| What is needed |
The entries need to be copied exactly.

| Extracted entries |
────────────────────
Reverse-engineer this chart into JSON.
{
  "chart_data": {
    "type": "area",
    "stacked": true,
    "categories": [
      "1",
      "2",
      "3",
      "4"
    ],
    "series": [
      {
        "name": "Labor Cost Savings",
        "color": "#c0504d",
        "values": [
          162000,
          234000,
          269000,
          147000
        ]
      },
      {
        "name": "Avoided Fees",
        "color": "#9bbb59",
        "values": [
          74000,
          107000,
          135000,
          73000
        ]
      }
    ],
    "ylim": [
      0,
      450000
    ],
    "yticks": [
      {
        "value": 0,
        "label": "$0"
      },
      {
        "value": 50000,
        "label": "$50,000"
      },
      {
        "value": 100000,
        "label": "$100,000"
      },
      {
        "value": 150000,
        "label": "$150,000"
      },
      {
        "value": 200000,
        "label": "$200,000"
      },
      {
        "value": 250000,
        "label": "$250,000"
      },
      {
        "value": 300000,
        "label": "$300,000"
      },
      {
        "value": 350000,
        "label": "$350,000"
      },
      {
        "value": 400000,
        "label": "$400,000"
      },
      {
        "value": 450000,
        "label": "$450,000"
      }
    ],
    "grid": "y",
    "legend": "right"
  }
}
────────────────────
| Task result |
Reverse-engineer this chart into JSON.
{
  "chart_data": {
    "type": "area",
    "stacked": true,
    "categories": [
      "1",
      "2",
      "3",
      "4"
    ],
    "series": [
      {
        "name": "Labor Cost Savings",
        "color": "#c0504d",
        "values": [
          162000,
          234000,
          269000,
          147000
        ]
      },
      {
        "name": "Avoided Fees",
        "color": "#9bbb59",
        "values": [
          74000,
          107000,
          135000,
          73000
        ]
      }
    ],
    "ylim": [
      0,
      450000
    ],
    "yticks": [
      {
        "value": 0,
        "label": "$0"
      },
      {
        "value": 50000,
        "label": "$50,000"
      },
      {
        "value": 100000,
        "label": "$100,000"
      },
      {
        "value": 150000,
        "label": "$150,000"
      },
      {
        "value": 200000,
        "label": "$200,000"
      },
      {
        "value": 250000,
        "label": "$250,000"
      },
      {
        "value": 300000,
        "label": "$300,000"
      },
      {
        "value": 350000,
        "label": "$350,000"
      },
      {
        "value": 400000,
        "label": "$400,000"
      },
      {
        "value": 450000,
        "label": "$450,000"
      }
    ],
    "grid": "y",
    "legend": "right"
  }
}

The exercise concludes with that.